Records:
-- begin --

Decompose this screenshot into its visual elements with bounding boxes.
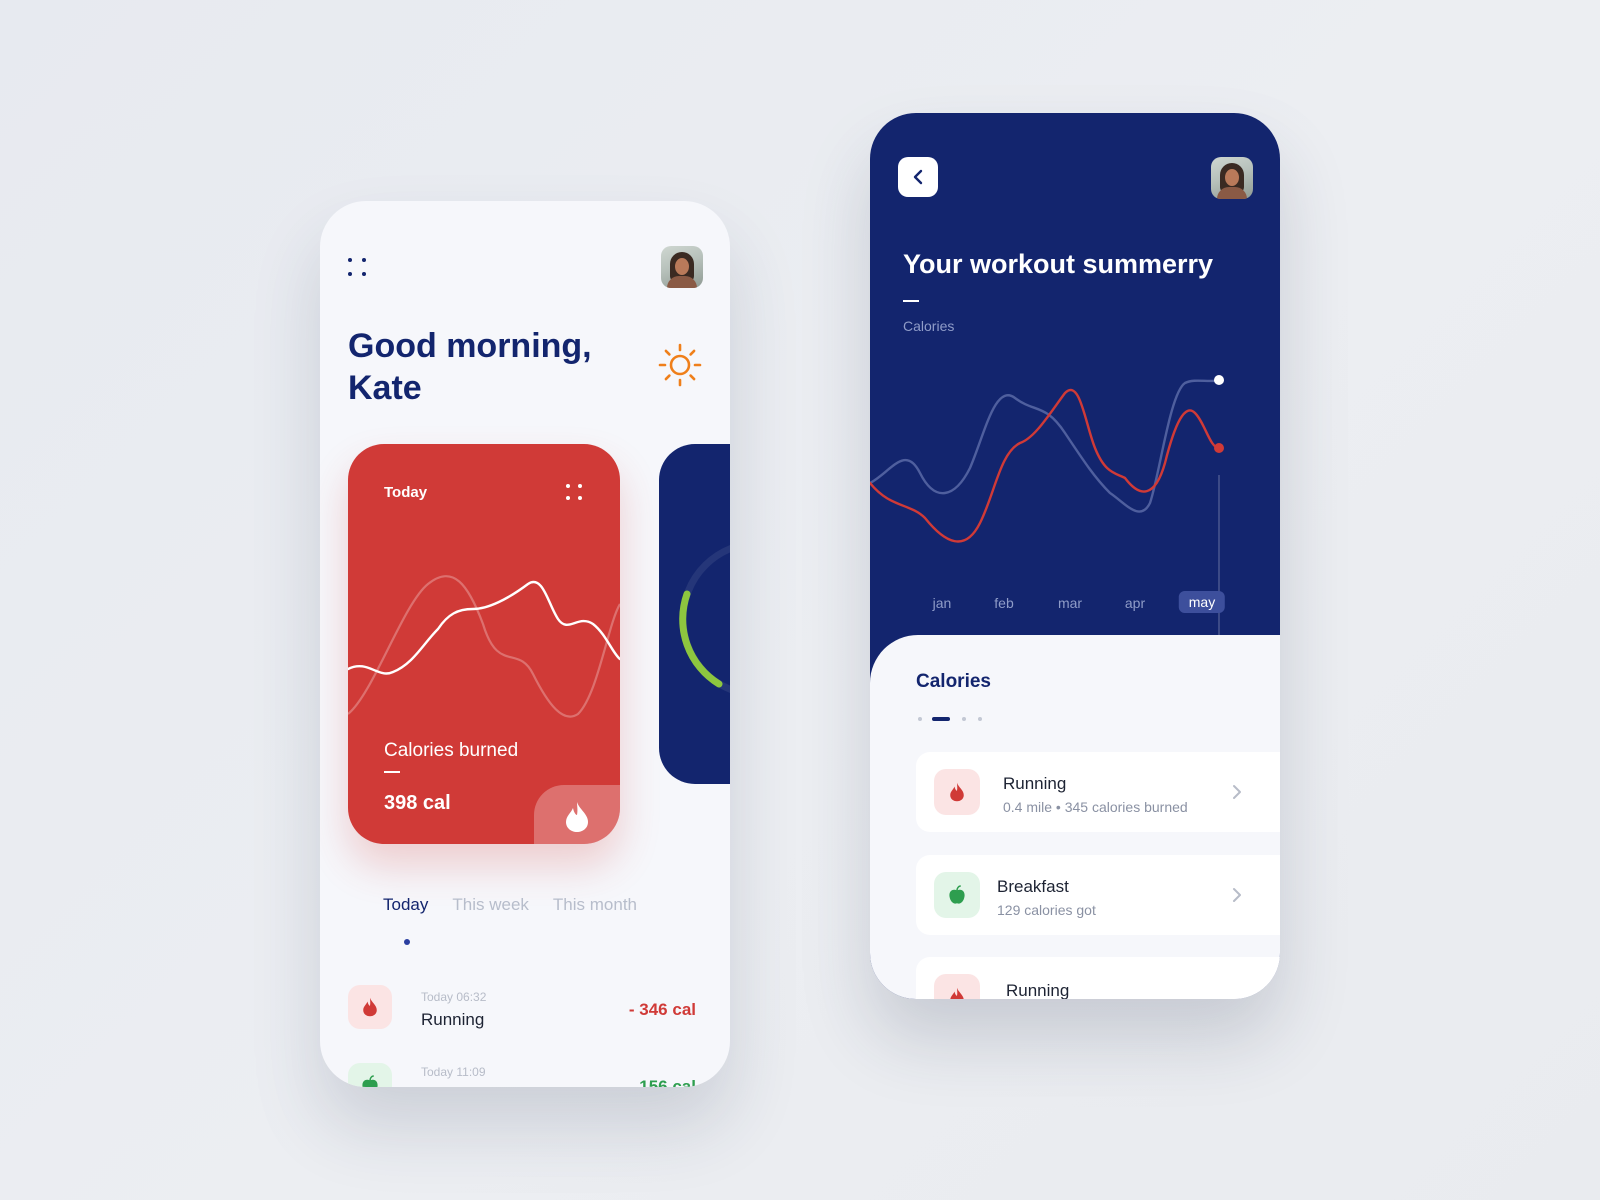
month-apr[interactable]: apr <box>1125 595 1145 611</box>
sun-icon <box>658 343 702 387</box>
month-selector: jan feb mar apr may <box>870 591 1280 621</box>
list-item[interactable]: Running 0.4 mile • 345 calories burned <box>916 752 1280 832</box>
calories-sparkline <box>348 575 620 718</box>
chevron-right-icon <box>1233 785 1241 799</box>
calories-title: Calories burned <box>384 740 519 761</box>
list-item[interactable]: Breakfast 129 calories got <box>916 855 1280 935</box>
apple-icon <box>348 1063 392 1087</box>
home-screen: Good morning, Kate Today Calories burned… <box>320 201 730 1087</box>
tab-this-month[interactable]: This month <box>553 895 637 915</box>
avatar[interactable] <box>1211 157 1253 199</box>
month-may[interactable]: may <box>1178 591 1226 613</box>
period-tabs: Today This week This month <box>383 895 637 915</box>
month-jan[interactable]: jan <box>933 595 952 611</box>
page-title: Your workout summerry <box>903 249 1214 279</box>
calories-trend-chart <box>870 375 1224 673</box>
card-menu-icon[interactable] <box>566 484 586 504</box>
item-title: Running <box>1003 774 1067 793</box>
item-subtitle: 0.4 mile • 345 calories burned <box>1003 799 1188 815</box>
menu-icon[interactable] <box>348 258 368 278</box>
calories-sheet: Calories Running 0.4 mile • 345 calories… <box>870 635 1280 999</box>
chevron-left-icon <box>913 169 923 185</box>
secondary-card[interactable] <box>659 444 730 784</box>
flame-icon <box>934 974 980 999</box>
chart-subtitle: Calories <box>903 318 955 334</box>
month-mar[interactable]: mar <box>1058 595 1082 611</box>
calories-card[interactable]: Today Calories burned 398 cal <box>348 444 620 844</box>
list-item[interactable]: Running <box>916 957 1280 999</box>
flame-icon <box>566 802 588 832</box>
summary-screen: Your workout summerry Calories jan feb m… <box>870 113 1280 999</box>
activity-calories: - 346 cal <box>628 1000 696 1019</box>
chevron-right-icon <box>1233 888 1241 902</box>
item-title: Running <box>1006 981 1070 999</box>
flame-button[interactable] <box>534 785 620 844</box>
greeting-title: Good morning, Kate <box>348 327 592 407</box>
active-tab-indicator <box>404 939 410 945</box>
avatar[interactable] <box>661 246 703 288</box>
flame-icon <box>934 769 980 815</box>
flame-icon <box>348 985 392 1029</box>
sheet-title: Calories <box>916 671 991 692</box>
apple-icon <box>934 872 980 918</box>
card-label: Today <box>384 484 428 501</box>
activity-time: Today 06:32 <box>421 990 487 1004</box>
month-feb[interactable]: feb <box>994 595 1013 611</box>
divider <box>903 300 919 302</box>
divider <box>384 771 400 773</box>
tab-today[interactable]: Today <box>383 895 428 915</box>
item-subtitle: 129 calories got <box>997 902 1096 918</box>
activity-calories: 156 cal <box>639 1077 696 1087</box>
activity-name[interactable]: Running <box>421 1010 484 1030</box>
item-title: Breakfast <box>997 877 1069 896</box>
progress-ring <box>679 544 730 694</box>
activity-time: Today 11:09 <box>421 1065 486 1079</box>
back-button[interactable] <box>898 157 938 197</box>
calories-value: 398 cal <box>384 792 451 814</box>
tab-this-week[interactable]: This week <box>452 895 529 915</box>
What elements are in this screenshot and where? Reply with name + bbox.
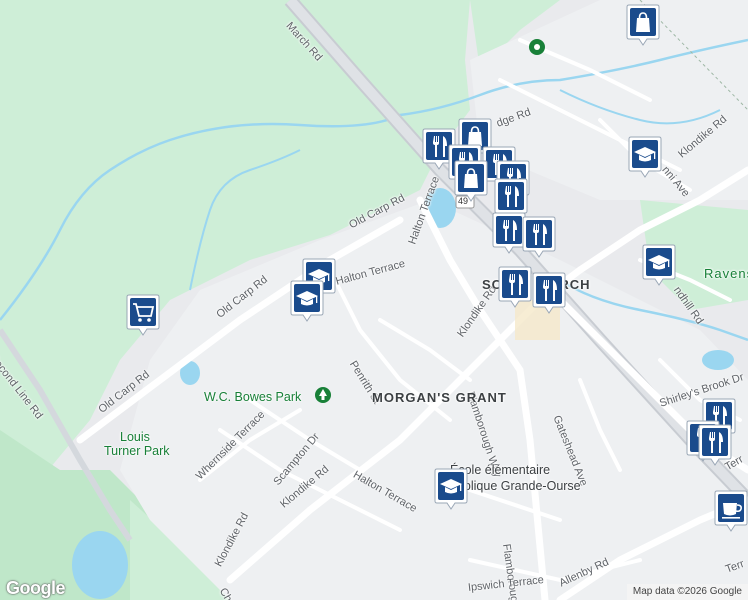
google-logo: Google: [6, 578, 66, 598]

-- end --

Problem to solve :: Please extract everything in the records above, from the line containing "month-apr[interactable]: apr <box>1125" down to the line containing "month-jan[interactable]: jan <box>933", with both of those lines included, and copy the lines unchanged.

Result of this exercise ::
month-apr[interactable]: apr <box>1125 595 1145 611</box>
sun-icon <box>658 343 702 387</box>
month-selector: jan feb mar apr may <box>870 591 1280 621</box>
list-item[interactable]: Running 0.4 mile • 345 calories burned <box>916 752 1280 832</box>
calories-sparkline <box>348 575 620 718</box>
chevron-right-icon <box>1233 785 1241 799</box>
calories-title: Calories burned <box>384 740 519 761</box>
list-item[interactable]: Breakfast 129 calories got <box>916 855 1280 935</box>
apple-icon <box>348 1063 392 1087</box>
home-screen: Good morning, Kate Today Calories burned… <box>320 201 730 1087</box>
tab-this-month[interactable]: This month <box>553 895 637 915</box>
avatar[interactable] <box>1211 157 1253 199</box>
month-may[interactable]: may <box>1178 591 1226 613</box>
period-tabs: Today This week This month <box>383 895 637 915</box>
month-jan[interactable]: jan <box>933 595 952 611</box>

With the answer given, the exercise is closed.